DESCRIPTION OF THE TASK: In the listing that follows, count the lines holding the word "Precision" and report only that number.

-------- INPUT --------

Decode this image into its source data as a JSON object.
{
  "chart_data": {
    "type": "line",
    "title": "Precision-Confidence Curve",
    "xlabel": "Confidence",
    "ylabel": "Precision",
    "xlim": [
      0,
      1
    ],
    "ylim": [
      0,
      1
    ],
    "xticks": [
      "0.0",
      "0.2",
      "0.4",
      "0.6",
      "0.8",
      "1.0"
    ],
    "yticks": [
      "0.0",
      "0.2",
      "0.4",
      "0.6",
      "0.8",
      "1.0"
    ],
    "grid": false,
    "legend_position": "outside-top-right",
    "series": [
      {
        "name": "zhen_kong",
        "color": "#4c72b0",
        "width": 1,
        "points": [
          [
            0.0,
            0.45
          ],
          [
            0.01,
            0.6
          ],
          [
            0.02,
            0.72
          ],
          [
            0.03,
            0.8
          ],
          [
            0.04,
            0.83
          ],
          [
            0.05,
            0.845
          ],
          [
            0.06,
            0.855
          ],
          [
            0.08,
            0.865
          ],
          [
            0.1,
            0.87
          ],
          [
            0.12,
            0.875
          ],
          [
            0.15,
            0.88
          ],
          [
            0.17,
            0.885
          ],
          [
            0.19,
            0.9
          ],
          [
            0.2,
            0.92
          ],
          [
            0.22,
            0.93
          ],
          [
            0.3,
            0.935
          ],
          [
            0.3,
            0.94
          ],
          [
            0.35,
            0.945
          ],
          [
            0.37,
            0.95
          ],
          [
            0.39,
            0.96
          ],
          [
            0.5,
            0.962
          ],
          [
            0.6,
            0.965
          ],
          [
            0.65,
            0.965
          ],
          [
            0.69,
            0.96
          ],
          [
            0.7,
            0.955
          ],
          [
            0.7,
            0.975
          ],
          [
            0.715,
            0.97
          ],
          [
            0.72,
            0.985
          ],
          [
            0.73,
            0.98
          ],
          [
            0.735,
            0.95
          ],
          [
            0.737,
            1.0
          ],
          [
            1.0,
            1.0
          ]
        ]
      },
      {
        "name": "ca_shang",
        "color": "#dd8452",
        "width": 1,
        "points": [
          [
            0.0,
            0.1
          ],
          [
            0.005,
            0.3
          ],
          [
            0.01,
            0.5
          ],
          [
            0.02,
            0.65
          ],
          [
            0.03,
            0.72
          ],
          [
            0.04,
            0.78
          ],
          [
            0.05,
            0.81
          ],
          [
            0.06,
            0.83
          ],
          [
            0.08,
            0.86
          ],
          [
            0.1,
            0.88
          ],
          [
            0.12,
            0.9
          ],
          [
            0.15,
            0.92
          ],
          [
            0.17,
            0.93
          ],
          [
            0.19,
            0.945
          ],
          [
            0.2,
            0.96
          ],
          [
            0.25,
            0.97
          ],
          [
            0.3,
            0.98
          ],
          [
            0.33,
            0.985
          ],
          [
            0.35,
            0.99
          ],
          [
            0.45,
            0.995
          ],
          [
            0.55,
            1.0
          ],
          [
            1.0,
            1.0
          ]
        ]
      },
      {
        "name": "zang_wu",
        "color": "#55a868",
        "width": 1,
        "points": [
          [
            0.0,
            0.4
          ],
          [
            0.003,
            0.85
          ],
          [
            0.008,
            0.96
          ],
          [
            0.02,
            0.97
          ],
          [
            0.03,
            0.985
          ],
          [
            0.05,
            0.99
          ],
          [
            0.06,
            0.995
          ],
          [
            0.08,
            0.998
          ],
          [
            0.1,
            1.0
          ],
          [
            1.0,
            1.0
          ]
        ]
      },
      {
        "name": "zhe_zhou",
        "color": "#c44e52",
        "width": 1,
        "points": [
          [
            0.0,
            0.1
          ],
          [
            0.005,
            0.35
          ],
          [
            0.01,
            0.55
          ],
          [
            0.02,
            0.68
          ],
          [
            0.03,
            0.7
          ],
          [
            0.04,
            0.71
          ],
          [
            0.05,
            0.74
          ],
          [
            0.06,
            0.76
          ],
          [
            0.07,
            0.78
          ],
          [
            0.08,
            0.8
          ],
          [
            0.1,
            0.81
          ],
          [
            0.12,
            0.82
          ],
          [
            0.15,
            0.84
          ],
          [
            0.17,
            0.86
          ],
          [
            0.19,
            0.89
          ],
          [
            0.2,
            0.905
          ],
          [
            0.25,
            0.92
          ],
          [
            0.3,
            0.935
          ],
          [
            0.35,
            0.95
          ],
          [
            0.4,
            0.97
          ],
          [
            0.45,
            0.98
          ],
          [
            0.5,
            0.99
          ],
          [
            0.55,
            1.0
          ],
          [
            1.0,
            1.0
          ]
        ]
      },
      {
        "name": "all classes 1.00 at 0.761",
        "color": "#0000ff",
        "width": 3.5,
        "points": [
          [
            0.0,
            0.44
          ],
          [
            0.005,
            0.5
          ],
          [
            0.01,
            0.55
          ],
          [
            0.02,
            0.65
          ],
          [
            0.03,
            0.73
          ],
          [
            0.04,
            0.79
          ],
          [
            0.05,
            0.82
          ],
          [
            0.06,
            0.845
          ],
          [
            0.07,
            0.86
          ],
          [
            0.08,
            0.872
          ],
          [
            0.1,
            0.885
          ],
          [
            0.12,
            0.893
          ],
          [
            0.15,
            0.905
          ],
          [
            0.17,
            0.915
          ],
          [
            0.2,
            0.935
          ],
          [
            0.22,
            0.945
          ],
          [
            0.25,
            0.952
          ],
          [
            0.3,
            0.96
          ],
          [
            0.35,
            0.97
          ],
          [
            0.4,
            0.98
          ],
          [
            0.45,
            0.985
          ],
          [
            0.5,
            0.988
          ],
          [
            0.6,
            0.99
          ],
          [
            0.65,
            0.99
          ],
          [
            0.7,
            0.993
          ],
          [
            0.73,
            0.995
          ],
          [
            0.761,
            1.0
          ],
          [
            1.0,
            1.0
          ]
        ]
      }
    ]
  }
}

--------

RESPONSE BELOW: 2